**WORK TO BE COMPLETED**
Print the entries that appear below, exactly as written and without their pictures.

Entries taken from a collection
* START *

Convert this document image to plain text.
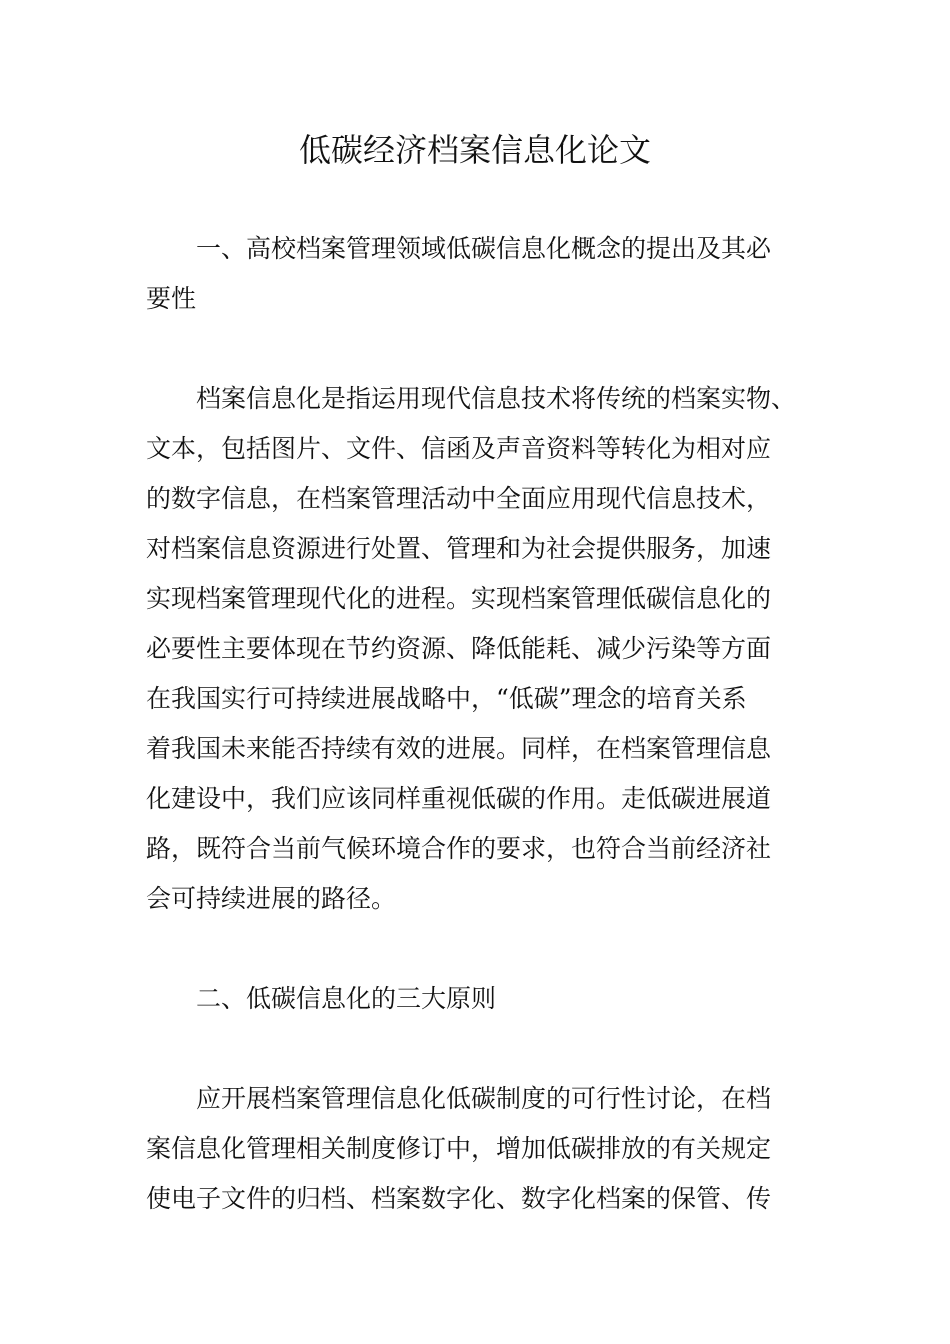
低碳经济档案信息化论文
一、高校档案管理领域低碳信息化概念的提出及其必
要性
档案信息化是指运用现代信息技术将传统的档案实物、
文本，包括图片、文件、信函及声音资料等转化为相对应
的数字信息，在档案管理活动中全面应用现代信息技术，
对档案信息资源进行处置、管理和为社会提供服务，加速
实现档案管理现代化的进程。实现档案管理低碳信息化的
必要性主要体现在节约资源、降低能耗、减少污染等方面
在我国实行可持续进展战略中，“低碳”理念的培育关系
着我国未来能否持续有效的进展。同样，在档案管理信息
化建设中，我们应该同样重视低碳的作用。走低碳进展道
路，既符合当前气候环境合作的要求，也符合当前经济社
会可持续进展的路径。
二、低碳信息化的三大原则
应开展档案管理信息化低碳制度的可行性讨论，在档
案信息化管理相关制度修订中，增加低碳排放的有关规定
使电子文件的归档、档案数字化、数字化档案的保管、传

* END *

**TASK RESULT**
Convert this document image to plain text.
低碳经济档案信息化论文
一、高校档案管理领域低碳信息化概念的提出及其必
要性
档案信息化是指运用现代信息技术将传统的档案实物、
文本，包括图片、文件、信函及声音资料等转化为相对应
的数字信息，在档案管理活动中全面应用现代信息技术，
对档案信息资源进行处置、管理和为社会提供服务，加速
实现档案管理现代化的进程。实现档案管理低碳信息化的
必要性主要体现在节约资源、降低能耗、减少污染等方面
在我国实行可持续进展战略中，“低碳”理念的培育关系
着我国未来能否持续有效的进展。同样，在档案管理信息
化建设中，我们应该同样重视低碳的作用。走低碳进展道
路，既符合当前气候环境合作的要求，也符合当前经济社
会可持续进展的路径。
二、低碳信息化的三大原则
应开展档案管理信息化低碳制度的可行性讨论，在档
案信息化管理相关制度修订中，增加低碳排放的有关规定
使电子文件的归档、档案数字化、数字化档案的保管、传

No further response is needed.